### Estratto
__________________________________________________

BRIAN STAUFFER

Gli algoritmi sono ovunque

Tre nuovi libri mettono in guardia dal trasformarsi nella persona che l’algoritmo pensa che voi siate.

Come molti abbonati a Netflix, mi accorgo che il mio feed personale tende a essere un po’ vuoto di cose interessanti. Più del solito. I film e gli spettacoli che gli algoritmi consigliano sembrano spesso non basati sulla mia cronologia di visione e sulle mie valutazioni, ma più orientati a promuovere ciò che è appena disponibile. Tuttavia, quando un film di supereroi con una delle attrici più famose del mondo è apparso nella mia lista “Top Picks”, ho fatto quello che hanno fatto altri 78 milioni di famiglie e ho cliccato.

Mentre guardavo il film, mi sono reso conto di una cosa: gli algoritmi di raccomandazione come quelli sperimentati da Netflix non si limitavano a servirmi ciò che pensavano mi sarebbe piaciuto, ma stavano anche dando forma a ciò che veniva prodotto. E non in senso positivo.

DOUBLEDAY

Il film in questione non era necessariamente brutto. La recitazione era soddisfacente, i valori di produzione elevati e la trama discernibile (almeno per un film di supereroi). Ciò che mi ha colpito, però, è stato un vago senso di déjà vu, come se avessi già visto questo film in precedenza, anche se non l’avevo fatto. Quando è finito, me ne sono prontamente dimenticato.

Questo fino a quando non ho iniziato a leggere il recente libro di Kyle Chayka, Filterworld: How Algorithms Flattened Culture. Scrittore del New Yorker, Chayka è un acuto osservatore dei modi in cui Internet e i social media influenzano la cultura. Il termine “Filterworld” indica “la vasta rete di algoritmi” che influenza la nostra vita quotidiana e il “modo in cui la cultura viene distribuita e consumata”.

__________________________________________________

### Record grezzi
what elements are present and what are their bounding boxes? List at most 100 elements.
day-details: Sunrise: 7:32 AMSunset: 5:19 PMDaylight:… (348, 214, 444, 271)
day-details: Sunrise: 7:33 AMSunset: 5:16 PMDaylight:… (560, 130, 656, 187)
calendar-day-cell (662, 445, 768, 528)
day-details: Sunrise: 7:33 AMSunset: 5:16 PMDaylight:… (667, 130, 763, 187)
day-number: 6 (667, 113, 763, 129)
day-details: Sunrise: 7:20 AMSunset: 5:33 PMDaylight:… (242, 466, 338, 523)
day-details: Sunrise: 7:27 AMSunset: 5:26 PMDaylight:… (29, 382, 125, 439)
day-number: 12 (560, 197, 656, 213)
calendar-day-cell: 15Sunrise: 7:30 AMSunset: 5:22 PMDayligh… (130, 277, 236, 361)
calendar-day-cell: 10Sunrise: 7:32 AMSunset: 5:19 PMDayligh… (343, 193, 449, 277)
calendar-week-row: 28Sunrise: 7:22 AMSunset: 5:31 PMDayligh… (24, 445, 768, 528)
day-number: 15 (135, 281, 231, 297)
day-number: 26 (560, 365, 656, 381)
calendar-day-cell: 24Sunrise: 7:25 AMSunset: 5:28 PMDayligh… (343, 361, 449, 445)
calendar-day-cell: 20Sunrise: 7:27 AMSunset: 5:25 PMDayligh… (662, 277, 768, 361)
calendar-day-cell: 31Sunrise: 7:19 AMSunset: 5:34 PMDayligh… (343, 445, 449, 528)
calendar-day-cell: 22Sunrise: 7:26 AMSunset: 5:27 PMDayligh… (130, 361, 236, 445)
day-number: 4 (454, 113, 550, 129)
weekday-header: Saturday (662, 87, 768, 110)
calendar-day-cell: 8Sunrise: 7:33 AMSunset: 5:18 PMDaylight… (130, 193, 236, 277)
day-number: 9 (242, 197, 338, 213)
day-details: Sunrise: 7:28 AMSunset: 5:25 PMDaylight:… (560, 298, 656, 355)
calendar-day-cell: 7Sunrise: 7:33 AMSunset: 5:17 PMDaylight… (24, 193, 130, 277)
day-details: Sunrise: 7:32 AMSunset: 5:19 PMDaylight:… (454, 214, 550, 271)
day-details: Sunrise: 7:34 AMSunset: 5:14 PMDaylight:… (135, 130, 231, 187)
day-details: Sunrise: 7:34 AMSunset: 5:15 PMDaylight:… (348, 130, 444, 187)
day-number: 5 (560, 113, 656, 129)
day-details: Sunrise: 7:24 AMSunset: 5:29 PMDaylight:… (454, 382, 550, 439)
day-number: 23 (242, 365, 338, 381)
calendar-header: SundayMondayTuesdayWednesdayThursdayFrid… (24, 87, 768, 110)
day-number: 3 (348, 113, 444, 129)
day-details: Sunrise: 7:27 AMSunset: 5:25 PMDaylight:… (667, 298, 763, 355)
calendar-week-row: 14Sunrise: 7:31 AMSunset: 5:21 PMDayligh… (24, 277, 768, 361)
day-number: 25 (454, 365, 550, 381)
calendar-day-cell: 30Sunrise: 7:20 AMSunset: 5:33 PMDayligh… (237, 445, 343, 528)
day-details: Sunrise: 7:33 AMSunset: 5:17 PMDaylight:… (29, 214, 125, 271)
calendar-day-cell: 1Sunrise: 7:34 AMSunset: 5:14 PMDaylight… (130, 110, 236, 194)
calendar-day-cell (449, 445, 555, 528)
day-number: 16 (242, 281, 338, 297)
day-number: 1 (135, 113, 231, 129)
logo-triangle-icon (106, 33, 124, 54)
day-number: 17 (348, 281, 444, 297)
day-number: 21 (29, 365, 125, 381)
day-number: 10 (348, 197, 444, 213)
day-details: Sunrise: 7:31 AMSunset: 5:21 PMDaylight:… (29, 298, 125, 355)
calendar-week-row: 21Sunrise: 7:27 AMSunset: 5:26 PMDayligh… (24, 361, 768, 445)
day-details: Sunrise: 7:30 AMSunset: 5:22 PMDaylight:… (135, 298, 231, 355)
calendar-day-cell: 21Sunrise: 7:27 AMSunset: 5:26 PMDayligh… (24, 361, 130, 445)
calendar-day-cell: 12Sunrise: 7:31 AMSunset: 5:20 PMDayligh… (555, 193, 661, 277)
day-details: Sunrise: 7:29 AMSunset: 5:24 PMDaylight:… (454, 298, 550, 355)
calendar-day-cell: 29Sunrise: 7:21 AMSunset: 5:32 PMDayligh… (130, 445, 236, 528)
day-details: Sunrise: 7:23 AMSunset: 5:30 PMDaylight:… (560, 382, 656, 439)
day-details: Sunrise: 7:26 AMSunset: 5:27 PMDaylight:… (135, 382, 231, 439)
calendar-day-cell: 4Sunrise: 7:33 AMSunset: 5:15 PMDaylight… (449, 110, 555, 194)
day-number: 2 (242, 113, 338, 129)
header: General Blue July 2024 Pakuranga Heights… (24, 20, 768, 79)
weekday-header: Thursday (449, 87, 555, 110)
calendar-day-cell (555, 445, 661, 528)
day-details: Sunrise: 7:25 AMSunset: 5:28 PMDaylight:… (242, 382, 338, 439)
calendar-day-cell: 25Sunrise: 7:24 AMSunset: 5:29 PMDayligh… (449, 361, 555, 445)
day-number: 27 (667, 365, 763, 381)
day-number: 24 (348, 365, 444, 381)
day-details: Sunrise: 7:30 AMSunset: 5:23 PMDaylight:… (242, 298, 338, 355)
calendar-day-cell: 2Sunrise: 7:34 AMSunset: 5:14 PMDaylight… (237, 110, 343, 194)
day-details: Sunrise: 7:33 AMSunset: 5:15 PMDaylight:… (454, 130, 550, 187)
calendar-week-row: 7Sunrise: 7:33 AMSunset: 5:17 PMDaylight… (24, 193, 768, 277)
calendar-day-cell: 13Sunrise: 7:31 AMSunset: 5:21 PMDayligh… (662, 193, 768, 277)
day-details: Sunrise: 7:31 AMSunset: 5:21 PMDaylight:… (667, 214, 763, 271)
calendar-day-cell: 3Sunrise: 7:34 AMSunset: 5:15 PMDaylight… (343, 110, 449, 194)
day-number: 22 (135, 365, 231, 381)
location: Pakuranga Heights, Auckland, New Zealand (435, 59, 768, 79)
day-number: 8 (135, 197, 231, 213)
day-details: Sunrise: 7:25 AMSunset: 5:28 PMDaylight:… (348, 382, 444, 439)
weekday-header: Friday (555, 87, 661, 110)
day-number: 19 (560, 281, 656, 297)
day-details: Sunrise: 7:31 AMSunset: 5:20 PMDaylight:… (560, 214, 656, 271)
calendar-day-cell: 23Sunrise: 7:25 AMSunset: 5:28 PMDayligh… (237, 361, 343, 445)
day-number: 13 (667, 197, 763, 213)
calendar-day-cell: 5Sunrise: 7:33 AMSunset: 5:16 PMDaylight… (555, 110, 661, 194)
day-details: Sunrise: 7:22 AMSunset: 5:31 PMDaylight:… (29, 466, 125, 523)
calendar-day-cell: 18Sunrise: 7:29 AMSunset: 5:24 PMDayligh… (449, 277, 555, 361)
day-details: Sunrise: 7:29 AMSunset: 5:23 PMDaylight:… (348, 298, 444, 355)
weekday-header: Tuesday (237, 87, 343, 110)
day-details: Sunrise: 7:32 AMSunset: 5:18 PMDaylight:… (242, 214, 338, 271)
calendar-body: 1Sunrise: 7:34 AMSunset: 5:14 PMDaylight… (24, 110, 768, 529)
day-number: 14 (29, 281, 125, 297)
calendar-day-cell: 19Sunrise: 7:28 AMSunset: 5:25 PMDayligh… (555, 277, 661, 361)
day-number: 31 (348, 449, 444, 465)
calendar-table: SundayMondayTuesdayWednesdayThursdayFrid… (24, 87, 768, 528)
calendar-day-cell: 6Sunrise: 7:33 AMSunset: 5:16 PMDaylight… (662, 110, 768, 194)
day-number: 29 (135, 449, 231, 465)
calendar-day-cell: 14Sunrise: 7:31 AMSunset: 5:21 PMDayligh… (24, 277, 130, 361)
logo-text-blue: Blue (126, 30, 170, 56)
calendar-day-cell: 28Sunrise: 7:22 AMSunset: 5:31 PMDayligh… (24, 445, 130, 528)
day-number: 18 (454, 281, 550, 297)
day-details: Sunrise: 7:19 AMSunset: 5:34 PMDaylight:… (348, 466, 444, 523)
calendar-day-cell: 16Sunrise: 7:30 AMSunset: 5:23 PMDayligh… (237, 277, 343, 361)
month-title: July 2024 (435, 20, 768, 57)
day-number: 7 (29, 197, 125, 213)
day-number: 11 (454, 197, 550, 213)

__________________________________________________

### Lavoro richiesto
**A.** Ripeti fedelmente il passo dell'articolo sugli algoritmi che va da "Il film in questione" fino a "sono prontamente dimenticato." incluso.
**B.** Secondo l'articolo sugli algoritmi, per quale motivo il feed personale di Netflix appare povero di cose interessanti? Rispondi con una, due o tre frasi.

### Risposte
**A.**
Il film in questione non era necessariamente brutto. La recitazione era soddisfacente, i valori di produzione elevati e la trama discernibile (almeno per un film di supereroi). Ciò che mi ha colpito, però, è stato un vago senso di déjà vu, come se avessi già visto questo film in precedenza, anche se non l’avevo fatto. Quando è finito, me ne sono prontamente dimenticato.

**B.** I film e gli spettacoli consigliati dagli algoritmi spesso non sembrano basati sulla cronologia di visione e sulle valutazioni di chi guarda. Sembrano piuttosto orientati a promuovere ciò che è appena diventato disponibile.